**WHAT TO WORK ON**
Every record must be transcribed in its entirety, apart from the images, which are to be omitted.

**DATASET EXTRACT**
— start —

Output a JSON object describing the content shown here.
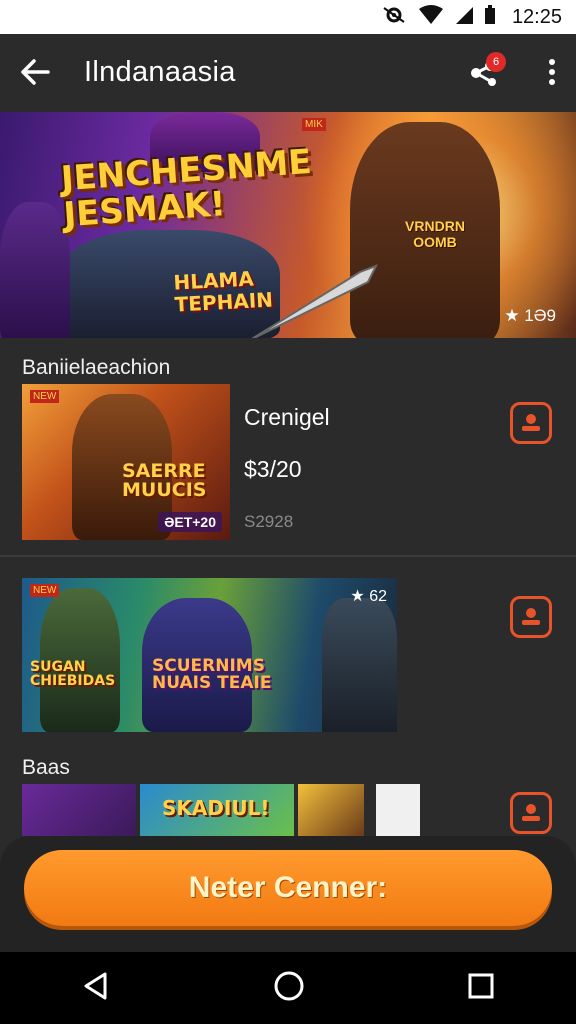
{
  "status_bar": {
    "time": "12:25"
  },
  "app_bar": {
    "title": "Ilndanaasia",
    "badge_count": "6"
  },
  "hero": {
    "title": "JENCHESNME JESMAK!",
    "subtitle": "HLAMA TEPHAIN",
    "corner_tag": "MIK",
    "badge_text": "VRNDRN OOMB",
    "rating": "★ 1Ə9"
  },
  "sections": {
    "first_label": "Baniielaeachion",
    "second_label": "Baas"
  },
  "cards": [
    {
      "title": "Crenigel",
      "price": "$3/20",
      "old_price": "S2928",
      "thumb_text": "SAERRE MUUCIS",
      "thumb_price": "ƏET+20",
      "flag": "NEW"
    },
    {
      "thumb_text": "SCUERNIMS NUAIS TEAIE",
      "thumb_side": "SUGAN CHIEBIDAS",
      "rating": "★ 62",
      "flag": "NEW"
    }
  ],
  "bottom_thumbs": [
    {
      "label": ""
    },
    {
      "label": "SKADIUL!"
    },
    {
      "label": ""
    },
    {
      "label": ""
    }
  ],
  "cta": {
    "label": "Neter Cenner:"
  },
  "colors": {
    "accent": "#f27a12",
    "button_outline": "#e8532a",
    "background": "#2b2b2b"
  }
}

— end —

**PROBLEM SOLUTION**
Output a JSON object describing the content shown here.
{
  "status_bar": {
    "time": "12:25"
  },
  "app_bar": {
    "title": "Ilndanaasia",
    "badge_count": "6"
  },
  "hero": {
    "title": "JENCHESNME JESMAK!",
    "subtitle": "HLAMA TEPHAIN",
    "corner_tag": "MIK",
    "badge_text": "VRNDRN OOMB",
    "rating": "★ 1Ə9"
  },
  "sections": {
    "first_label": "Baniielaeachion",
    "second_label": "Baas"
  },
  "cards": [
    {
      "title": "Crenigel",
      "price": "$3/20",
      "old_price": "S2928",
      "thumb_text": "SAERRE MUUCIS",
      "thumb_price": "ƏET+20",
      "flag": "NEW"
    },
    {
      "thumb_text": "SCUERNIMS NUAIS TEAIE",
      "thumb_side": "SUGAN CHIEBIDAS",
      "rating": "★ 62",
      "flag": "NEW"
    }
  ],
  "bottom_thumbs": [
    {
      "label": ""
    },
    {
      "label": "SKADIUL!"
    },
    {
      "label": ""
    },
    {
      "label": ""
    }
  ],
  "cta": {
    "label": "Neter Cenner:"
  },
  "colors": {
    "accent": "#f27a12",
    "button_outline": "#e8532a",
    "background": "#2b2b2b"
  }
}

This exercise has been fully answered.